▼▼▼
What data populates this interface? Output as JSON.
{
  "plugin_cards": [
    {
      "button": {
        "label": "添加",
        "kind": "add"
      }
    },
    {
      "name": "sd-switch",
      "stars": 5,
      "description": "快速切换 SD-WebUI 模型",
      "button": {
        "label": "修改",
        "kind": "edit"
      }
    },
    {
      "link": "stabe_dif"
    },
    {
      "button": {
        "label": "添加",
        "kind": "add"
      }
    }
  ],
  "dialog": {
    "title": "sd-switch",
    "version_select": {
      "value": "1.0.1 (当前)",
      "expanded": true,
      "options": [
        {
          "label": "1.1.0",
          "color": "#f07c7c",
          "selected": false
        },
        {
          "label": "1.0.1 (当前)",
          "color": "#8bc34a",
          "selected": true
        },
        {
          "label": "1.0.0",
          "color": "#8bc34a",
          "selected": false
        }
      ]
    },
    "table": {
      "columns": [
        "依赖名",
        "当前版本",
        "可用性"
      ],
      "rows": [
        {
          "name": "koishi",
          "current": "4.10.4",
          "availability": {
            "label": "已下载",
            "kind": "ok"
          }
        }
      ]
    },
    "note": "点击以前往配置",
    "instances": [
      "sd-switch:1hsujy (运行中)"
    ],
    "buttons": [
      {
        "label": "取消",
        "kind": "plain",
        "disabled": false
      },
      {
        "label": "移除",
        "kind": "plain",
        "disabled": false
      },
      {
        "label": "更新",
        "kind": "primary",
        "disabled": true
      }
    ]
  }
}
▲▲▲
Given problem: From the listing above, copy every line that includes the word "label".

Completed exercise:
        "label": "添加",
        "label": "修改",
        "label": "添加",
          "label": "1.1.0",
          "label": "1.0.1 (当前)",
          "label": "1.0.0",
            "label": "已下载",
        "label": "取消",
        "label": "移除",
        "label": "更新",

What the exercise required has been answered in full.